* Exercise input *

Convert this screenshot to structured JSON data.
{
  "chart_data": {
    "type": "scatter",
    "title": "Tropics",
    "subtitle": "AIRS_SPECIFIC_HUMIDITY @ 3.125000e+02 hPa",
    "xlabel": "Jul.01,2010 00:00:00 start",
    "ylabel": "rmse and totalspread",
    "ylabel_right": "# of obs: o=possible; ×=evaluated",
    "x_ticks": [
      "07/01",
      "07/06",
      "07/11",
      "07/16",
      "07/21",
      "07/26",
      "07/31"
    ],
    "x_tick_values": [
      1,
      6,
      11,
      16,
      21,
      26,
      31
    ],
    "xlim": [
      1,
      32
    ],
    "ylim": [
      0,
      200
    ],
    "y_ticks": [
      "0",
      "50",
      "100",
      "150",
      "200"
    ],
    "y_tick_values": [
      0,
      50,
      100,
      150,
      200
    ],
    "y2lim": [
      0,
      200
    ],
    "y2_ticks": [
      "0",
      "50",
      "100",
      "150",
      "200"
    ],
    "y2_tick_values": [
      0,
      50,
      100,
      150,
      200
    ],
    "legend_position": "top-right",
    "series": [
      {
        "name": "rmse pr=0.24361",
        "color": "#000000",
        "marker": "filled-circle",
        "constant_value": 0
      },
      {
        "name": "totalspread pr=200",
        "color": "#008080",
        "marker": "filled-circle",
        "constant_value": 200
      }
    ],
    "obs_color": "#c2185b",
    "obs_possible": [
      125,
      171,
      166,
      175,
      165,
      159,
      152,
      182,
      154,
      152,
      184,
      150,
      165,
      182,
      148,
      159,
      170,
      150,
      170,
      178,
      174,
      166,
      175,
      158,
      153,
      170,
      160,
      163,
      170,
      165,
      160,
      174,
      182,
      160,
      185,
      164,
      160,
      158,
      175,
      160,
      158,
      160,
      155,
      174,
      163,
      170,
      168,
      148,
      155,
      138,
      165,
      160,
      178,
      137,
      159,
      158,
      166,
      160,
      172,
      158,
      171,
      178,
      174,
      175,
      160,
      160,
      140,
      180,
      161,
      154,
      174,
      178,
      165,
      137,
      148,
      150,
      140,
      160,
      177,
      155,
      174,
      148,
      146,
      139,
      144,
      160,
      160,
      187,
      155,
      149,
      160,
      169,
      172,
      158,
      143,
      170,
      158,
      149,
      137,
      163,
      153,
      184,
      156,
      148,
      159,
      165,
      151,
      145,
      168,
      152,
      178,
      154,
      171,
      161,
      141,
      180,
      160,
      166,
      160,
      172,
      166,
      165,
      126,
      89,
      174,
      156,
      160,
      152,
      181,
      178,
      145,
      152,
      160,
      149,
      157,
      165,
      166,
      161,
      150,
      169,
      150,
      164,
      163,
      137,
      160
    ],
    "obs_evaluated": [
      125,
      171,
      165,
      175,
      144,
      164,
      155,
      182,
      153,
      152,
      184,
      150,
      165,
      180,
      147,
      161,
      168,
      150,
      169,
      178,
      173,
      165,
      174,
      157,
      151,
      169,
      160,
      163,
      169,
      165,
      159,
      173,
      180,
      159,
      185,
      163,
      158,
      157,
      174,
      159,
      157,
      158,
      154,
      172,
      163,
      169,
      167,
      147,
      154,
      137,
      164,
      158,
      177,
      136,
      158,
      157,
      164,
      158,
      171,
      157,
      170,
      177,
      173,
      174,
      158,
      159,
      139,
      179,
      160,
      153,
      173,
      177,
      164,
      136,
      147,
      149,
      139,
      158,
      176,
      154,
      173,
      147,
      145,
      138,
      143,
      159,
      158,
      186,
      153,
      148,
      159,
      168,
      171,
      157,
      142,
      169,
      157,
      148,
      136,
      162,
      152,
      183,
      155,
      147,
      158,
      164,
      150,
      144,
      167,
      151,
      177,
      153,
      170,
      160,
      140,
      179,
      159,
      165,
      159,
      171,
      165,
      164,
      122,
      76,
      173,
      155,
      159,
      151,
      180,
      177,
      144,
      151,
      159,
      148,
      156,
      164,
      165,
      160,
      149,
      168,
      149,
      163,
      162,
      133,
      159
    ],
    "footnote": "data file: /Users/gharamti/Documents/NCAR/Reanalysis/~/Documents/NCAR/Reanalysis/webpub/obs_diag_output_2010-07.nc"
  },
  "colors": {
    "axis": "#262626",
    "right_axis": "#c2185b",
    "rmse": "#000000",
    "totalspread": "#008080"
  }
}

* * *

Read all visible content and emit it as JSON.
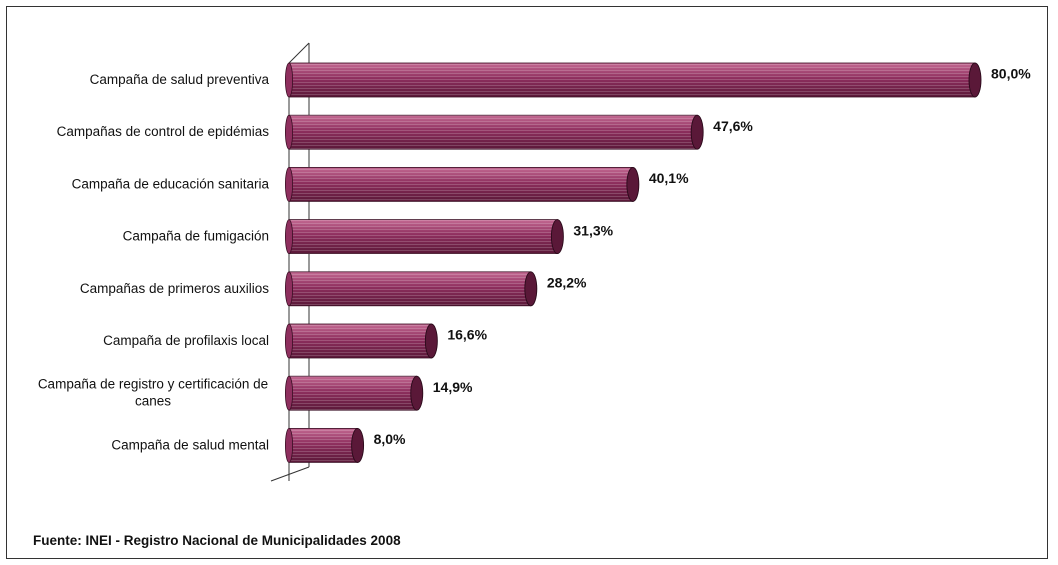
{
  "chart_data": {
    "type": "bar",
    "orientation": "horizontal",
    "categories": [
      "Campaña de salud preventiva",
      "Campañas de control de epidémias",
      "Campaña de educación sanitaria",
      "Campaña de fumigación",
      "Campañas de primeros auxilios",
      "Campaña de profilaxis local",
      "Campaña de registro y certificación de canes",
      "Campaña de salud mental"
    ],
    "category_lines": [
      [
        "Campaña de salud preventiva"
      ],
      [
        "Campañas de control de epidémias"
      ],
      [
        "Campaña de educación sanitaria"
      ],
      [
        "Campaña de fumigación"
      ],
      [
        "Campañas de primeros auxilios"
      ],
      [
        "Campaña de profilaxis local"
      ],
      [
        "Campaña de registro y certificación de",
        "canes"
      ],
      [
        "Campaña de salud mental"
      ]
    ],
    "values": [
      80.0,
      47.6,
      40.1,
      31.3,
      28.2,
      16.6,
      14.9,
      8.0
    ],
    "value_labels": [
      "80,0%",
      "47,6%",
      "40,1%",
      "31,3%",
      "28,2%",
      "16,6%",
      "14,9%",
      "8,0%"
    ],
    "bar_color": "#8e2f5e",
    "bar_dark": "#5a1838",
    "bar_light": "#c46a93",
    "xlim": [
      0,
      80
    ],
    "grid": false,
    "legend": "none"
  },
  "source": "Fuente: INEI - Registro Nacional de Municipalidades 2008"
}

...

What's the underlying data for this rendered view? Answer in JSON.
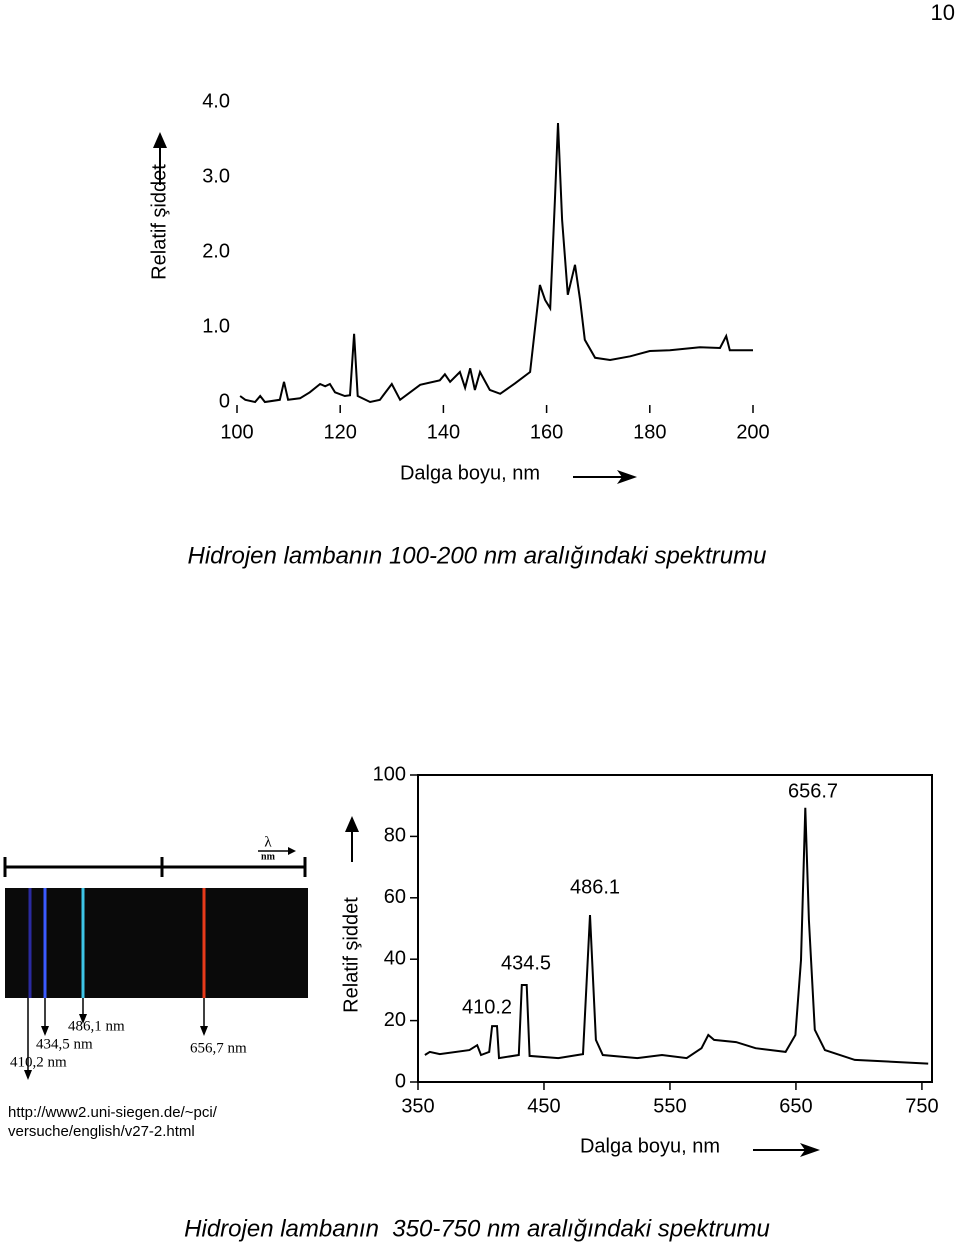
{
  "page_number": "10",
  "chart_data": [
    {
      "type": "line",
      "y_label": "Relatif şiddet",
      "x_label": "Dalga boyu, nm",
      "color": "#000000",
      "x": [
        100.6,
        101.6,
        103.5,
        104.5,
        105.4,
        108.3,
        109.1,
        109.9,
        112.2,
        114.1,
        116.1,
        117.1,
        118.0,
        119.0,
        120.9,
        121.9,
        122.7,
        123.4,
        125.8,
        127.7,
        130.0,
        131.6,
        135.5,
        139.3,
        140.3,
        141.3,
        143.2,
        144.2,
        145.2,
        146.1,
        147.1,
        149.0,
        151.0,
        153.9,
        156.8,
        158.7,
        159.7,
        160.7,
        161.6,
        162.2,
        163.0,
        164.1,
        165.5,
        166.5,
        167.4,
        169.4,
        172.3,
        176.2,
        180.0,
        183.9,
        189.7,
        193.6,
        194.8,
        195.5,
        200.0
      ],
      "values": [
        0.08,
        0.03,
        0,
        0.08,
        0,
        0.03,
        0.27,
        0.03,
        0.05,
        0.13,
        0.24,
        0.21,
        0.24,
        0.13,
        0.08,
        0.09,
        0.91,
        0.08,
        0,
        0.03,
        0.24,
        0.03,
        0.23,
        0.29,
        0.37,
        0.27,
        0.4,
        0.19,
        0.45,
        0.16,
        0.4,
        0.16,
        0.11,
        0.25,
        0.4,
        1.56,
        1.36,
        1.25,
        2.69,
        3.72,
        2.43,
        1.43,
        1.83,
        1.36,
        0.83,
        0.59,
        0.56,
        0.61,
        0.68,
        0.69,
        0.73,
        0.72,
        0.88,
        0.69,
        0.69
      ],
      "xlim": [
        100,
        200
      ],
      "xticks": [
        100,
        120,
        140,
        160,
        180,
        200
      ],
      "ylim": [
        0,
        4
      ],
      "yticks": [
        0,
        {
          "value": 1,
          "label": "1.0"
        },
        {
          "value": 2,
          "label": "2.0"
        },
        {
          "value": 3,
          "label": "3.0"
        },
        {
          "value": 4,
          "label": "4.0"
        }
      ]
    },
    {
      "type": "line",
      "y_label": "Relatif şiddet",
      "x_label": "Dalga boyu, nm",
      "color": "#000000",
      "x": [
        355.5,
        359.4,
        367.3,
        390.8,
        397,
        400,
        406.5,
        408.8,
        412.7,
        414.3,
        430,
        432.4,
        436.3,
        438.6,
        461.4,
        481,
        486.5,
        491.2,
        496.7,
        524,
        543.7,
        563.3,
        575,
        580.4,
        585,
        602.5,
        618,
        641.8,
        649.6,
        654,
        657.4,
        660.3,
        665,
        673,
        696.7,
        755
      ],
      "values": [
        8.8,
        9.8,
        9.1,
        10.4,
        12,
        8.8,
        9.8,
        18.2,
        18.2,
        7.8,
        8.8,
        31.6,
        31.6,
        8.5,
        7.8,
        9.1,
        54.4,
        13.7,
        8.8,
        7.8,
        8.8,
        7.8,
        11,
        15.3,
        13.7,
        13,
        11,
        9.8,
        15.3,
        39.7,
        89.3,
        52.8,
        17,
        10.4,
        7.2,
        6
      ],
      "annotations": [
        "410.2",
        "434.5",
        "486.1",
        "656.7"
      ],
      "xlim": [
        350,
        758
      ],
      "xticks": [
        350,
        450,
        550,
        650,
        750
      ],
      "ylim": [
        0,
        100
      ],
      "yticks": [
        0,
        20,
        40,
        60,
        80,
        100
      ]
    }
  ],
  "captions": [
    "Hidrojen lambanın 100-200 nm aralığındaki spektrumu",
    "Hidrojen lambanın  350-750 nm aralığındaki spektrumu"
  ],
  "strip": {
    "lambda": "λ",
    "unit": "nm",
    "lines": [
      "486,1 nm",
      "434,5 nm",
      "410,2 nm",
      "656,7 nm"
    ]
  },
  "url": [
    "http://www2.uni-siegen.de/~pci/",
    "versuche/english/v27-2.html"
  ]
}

* Stated goal *
Each line in the data that holds the string "local" should be found and copied.

* Finished task *
      "Campaña de profilaxis local",
        "Campaña de profilaxis local"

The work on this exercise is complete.